Here is the output of my netstat command. I want to count total of first field number like 7+8+1+1+1+1+3+1+2..so on... How do i use bc or any other method command to total count them?
[root#example httpd]# netstat -natp | grep 7143 | grep EST | awk -F' ' '{print $5}' | awk -F: '{print $1}' | sort -nr | uniq -c
7 209.139.35.xxx
8 209.139.35.xxx
1 209.139.35.xxx
1 209.139.35.xxx
1 208.46.149.xxx
3 96.17.177.xxx
1 96.17.177.xxx
2 96.17.177.xxx
You need to get the first column with awk (You don't actually need this, but I'm leaving it as a monument to my eternal shame)
awk {'print $1'}
and then use awk again to sum the column of numbers and print the result
awk '{ sum+=$1} END {print sum}'
All together:
netstat -natp | grep 7143 | grep EST | awk -F' ' '{print $5}' | awk -F: '{print $1}' | sort -nr | uniq -c | awk {'print $1'} | awk '{ sum+=$1} END {print sum}'
I know this doesn't use bc, but it gets the job done, so hopefully that's enough.

◆ ◆ ◆ ◆ ◆

**Task requirements:**
**1.** Copy word for word the stretch of the passage on summing netstat counts from "[root#example httpd]# netstat" through "my eternal shame)".
**2.** In the passage on summing netstat counts, which awk command sums the column of numbers and prints the result?

Document layout analysis data:

◆ ◆ ◆ ◆ ◆

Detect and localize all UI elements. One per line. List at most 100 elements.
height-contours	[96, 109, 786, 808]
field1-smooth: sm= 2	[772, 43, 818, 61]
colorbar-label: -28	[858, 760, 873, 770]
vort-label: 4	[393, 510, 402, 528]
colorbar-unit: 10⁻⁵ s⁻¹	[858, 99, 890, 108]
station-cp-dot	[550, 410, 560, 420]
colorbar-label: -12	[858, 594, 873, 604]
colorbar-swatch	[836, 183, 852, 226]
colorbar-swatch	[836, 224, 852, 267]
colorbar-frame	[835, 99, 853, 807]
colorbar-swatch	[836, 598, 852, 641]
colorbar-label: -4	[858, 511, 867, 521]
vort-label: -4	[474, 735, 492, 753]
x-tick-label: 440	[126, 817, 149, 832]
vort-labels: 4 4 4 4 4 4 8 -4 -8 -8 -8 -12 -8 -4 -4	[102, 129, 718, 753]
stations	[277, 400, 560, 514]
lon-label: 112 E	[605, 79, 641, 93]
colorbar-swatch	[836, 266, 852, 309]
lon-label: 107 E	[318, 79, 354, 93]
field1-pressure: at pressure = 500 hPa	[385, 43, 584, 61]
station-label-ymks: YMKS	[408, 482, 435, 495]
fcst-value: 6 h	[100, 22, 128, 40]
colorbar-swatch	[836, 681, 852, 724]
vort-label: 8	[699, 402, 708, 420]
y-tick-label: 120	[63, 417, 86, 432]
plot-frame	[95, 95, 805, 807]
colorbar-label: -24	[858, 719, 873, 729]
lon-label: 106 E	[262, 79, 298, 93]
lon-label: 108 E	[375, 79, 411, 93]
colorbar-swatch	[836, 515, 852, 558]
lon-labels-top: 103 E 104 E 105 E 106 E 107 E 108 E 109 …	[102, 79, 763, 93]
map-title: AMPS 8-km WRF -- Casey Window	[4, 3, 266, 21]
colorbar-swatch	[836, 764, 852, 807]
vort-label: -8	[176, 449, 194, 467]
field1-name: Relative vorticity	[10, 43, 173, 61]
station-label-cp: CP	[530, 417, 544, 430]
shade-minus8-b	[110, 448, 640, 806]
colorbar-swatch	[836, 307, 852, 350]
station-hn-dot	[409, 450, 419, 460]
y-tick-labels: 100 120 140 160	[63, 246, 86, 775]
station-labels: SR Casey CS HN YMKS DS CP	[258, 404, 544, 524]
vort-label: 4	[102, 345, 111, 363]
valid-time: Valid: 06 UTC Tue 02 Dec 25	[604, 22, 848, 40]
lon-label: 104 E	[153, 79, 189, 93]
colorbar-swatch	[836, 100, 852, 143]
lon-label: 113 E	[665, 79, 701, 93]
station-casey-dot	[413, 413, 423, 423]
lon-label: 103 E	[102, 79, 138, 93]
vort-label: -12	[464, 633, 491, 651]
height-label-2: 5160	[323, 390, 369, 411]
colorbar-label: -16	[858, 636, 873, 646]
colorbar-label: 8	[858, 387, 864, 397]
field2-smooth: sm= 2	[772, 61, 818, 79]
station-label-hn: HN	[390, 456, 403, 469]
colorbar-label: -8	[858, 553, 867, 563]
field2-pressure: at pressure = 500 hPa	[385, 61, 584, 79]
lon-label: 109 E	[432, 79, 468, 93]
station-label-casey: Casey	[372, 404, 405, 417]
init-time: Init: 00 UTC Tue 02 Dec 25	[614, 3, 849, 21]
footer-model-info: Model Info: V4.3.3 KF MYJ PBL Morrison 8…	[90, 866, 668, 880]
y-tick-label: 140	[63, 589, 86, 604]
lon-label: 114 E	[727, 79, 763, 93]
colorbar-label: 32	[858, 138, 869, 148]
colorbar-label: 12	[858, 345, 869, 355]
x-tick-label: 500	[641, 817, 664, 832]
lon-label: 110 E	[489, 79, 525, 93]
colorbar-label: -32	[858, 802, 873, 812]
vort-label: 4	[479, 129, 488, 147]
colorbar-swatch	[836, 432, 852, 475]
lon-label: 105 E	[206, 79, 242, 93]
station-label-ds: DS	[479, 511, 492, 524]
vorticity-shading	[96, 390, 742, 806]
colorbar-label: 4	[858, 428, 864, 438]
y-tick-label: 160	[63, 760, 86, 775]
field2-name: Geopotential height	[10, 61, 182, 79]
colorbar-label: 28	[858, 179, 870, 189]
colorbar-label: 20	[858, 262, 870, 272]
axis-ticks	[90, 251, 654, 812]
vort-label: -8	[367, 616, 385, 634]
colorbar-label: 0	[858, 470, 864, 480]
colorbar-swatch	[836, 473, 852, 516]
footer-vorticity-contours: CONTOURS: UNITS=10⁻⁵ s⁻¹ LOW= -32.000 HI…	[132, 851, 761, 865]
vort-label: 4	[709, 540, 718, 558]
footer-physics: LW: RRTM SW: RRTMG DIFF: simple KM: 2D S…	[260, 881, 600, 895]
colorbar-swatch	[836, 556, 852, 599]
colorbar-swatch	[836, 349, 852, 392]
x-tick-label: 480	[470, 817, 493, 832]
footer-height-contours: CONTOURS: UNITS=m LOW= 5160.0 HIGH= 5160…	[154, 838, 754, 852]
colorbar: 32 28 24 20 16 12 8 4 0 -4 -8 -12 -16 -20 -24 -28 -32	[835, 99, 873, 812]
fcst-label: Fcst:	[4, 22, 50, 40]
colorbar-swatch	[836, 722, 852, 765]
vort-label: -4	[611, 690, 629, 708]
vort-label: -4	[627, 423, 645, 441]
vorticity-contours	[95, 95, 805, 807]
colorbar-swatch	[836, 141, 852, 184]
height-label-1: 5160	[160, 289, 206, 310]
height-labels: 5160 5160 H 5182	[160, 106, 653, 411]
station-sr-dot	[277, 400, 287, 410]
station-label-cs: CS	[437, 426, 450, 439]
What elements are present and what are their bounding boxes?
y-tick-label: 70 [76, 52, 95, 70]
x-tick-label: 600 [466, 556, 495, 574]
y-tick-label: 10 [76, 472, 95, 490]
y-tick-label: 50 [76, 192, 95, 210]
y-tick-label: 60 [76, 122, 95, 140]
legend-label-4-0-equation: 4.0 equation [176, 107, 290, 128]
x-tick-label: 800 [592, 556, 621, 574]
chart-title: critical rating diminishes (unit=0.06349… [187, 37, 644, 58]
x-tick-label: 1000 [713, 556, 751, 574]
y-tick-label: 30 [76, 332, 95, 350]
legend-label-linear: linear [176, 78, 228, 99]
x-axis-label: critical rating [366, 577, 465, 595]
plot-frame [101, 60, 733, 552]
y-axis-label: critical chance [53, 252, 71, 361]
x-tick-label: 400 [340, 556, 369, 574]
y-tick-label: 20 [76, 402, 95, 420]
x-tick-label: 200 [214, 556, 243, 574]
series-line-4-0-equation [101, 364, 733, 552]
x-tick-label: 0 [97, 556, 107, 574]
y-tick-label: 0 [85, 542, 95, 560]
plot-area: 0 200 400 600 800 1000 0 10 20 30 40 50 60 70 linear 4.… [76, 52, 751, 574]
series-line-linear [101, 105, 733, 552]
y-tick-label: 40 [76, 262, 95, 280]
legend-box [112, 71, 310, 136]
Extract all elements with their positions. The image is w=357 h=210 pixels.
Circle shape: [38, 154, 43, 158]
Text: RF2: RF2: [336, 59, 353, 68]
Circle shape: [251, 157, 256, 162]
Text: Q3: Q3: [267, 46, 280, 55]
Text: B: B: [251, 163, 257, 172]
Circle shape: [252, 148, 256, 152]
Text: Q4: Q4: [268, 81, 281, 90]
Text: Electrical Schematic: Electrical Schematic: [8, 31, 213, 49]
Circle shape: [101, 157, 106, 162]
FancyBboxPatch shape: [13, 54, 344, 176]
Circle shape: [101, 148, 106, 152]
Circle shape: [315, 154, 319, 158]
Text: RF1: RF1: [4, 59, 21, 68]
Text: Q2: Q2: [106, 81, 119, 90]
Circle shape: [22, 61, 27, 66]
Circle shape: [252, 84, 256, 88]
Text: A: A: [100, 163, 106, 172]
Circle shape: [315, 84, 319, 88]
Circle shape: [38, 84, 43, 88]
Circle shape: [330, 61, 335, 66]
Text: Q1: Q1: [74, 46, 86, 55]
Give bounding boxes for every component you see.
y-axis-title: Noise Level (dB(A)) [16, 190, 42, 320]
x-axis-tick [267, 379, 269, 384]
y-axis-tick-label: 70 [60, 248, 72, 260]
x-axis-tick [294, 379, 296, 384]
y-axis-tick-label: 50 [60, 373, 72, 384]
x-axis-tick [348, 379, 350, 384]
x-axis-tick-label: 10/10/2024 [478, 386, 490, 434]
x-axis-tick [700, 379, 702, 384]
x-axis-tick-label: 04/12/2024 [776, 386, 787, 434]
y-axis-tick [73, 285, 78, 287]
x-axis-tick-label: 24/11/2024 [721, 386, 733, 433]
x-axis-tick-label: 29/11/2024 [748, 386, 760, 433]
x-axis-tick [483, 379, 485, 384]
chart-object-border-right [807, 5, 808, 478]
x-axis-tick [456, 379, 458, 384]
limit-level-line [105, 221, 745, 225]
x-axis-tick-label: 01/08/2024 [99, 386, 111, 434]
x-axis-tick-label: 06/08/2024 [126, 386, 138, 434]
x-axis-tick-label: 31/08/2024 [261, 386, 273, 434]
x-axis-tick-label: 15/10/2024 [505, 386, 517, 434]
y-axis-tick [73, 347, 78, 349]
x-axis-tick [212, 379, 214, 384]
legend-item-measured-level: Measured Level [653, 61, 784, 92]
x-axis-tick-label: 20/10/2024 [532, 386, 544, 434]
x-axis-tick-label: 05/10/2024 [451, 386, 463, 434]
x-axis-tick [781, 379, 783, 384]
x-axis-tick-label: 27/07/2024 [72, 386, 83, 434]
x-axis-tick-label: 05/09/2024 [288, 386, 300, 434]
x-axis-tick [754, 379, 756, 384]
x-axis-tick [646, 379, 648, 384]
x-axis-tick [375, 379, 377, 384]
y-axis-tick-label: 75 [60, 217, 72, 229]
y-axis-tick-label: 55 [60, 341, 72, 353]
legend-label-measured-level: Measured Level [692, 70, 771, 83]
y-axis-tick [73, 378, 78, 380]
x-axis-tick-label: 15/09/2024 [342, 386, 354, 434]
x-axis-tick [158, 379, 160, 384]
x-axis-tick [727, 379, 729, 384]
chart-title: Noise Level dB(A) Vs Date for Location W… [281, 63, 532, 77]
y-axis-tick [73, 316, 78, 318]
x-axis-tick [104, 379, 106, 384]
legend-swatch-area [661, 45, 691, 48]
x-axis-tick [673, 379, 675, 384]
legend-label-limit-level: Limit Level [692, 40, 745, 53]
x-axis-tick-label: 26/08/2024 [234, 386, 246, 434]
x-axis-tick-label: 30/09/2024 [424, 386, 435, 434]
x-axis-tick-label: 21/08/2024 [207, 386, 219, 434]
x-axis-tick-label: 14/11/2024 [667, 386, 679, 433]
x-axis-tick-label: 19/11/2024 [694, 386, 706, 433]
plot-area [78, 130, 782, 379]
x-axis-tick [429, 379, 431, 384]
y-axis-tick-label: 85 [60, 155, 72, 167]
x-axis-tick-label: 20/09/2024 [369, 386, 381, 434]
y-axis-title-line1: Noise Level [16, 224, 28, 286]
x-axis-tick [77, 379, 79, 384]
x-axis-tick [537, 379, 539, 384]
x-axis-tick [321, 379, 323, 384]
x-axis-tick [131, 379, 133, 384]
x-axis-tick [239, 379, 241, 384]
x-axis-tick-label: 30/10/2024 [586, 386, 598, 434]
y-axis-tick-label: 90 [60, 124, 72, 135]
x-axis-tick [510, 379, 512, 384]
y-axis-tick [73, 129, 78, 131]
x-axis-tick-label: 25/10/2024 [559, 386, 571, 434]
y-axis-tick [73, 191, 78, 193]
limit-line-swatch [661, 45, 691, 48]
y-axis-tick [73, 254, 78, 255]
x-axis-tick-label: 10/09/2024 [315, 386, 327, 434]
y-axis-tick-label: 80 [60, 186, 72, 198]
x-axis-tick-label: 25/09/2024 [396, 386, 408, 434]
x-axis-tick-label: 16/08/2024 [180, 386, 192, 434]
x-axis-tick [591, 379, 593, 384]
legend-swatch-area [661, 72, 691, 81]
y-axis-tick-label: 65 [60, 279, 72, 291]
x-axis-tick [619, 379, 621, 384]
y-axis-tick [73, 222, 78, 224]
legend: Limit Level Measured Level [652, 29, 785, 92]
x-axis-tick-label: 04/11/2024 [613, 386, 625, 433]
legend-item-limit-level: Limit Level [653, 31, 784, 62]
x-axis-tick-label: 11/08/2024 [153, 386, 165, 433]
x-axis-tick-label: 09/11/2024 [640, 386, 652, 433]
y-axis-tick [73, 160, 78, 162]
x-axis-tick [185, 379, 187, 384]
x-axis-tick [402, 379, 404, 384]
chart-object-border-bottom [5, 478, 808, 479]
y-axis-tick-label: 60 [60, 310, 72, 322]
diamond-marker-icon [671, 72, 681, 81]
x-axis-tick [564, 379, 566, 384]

◆ ◆ ◆ ◆ ◆

**Task-by-task outputs:**
**1.**
[root#example httpd]# netstat -natp | grep 7143 | grep EST | awk -F' ' '{print $5}' | awk -F: '{print $1}' | sort -nr | uniq -c
7 209.139.35.xxx
8 209.139.35.xxx
1 209.139.35.xxx
1 209.139.35.xxx
1 208.46.149.xxx
3 96.17.177.xxx
1 96.17.177.xxx
2 96.17.177.xxx
You need to get the first column with awk (You don't actually need this, but I'm leaving it as a monument to my eternal shame)

**2.** awk '{ sum+=$1} END {print sum}'